- _Given exercise_
Where a line below holds the string "Lower", copy that line.
═════ Materials provided
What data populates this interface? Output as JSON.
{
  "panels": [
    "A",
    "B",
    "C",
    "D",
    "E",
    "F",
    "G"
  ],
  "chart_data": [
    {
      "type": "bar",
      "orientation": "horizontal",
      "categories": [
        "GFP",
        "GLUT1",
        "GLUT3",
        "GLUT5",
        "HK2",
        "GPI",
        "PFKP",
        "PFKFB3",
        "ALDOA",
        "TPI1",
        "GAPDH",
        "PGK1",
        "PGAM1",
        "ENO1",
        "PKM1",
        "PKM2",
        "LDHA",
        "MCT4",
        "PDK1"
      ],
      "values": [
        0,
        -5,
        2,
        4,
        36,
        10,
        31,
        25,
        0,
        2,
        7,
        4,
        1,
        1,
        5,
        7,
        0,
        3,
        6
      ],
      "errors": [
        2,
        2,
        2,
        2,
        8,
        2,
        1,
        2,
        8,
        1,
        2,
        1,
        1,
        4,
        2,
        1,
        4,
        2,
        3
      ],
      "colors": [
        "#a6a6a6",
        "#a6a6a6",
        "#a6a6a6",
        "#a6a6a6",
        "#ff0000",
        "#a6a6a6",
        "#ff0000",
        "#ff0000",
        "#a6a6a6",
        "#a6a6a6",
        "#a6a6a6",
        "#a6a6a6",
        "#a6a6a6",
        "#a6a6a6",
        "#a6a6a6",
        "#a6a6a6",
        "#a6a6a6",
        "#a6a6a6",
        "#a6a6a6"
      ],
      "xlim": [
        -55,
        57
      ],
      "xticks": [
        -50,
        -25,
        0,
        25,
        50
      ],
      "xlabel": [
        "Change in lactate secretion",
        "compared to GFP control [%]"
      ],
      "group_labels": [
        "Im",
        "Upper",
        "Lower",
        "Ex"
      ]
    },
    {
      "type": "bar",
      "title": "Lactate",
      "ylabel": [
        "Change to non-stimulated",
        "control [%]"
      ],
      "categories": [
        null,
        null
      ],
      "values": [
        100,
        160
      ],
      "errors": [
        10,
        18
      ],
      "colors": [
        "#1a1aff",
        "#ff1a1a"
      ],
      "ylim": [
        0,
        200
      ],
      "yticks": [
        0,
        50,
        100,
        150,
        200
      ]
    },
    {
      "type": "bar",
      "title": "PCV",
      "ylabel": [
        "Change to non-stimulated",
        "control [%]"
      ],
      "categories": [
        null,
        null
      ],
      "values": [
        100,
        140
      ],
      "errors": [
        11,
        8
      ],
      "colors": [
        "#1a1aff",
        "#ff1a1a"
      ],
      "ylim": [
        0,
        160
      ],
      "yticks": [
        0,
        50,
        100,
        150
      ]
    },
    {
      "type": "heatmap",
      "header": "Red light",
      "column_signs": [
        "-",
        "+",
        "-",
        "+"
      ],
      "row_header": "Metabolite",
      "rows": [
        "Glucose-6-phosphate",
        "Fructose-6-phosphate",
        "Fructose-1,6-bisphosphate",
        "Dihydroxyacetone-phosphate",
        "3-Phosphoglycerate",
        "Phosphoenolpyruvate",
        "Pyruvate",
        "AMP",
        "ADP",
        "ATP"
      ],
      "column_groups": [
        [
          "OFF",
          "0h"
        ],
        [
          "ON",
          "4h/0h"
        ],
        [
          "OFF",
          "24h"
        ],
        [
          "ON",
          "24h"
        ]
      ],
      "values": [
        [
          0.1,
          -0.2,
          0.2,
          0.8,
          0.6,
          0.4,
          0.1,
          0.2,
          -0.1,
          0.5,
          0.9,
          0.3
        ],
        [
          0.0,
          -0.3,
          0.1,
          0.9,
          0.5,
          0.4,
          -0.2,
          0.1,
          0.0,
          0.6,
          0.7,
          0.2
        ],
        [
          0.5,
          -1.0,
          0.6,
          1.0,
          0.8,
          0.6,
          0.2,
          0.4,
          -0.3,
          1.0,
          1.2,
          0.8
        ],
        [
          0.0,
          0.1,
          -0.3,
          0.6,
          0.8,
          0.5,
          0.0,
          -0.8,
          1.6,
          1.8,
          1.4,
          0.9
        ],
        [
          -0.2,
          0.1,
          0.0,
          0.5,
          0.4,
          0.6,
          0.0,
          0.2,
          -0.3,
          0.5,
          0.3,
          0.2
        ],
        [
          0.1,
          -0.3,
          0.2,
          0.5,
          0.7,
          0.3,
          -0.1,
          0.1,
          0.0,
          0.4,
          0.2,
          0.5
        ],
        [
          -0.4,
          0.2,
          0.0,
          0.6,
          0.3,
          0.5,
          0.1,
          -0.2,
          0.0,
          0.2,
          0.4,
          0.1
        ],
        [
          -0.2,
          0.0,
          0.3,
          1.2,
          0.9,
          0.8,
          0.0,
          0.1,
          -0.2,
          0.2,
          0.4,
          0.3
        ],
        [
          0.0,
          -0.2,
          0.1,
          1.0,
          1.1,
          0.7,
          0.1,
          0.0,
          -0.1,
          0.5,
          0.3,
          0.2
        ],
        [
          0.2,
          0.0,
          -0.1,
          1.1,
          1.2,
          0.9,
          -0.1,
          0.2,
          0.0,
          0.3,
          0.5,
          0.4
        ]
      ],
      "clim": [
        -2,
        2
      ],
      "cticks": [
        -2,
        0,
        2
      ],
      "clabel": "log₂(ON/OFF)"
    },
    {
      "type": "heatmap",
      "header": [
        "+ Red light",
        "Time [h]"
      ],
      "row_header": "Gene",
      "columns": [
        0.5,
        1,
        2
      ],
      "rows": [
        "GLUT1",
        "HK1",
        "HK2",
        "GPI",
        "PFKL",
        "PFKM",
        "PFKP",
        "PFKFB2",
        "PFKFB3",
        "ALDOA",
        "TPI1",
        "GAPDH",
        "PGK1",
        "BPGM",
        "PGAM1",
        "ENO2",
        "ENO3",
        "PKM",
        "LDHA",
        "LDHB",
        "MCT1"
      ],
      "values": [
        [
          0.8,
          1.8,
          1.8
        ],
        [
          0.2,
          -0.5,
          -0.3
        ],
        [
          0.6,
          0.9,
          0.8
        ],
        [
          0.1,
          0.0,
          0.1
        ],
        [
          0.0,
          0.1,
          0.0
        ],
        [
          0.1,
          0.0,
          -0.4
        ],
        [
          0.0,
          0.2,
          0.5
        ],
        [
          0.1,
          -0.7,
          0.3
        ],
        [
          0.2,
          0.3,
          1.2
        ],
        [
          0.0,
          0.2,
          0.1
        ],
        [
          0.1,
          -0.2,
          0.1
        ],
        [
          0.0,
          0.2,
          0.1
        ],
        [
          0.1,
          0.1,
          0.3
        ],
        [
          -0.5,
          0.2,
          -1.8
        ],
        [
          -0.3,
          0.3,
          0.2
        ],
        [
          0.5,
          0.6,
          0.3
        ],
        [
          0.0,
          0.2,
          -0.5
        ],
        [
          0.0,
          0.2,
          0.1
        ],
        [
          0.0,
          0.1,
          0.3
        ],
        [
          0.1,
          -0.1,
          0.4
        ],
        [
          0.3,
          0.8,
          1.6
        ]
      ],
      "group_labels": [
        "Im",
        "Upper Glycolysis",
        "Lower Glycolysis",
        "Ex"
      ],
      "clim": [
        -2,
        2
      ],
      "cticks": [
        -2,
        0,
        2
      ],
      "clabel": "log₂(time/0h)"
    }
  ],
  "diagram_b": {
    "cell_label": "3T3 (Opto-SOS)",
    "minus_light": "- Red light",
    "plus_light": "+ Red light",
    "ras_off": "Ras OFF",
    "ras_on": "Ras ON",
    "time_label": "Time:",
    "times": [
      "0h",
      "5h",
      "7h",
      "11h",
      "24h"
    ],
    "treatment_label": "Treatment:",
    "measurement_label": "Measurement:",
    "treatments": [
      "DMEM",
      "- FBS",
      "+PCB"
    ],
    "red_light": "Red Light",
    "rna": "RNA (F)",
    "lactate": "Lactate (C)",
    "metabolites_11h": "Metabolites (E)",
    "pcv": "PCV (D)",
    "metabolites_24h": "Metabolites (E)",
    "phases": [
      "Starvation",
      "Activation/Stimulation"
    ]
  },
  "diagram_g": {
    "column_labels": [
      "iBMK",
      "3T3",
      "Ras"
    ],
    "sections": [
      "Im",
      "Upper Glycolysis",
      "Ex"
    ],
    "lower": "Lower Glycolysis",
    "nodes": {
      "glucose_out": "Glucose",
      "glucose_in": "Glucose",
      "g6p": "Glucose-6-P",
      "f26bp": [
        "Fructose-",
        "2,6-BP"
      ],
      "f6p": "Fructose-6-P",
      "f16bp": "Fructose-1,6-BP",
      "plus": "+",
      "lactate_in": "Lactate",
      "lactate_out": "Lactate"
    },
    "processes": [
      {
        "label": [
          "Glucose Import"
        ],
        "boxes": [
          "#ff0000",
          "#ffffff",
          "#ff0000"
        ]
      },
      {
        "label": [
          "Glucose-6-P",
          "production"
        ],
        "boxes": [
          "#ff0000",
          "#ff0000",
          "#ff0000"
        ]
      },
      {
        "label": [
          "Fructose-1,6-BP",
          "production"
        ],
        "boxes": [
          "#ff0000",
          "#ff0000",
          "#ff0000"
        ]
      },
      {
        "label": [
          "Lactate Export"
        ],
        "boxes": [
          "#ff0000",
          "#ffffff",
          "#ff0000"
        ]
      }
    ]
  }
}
══════════
- _Answer to this task_
        "Lower",
        "Lower Glycolysis",
    "lower": "Lower Glycolysis",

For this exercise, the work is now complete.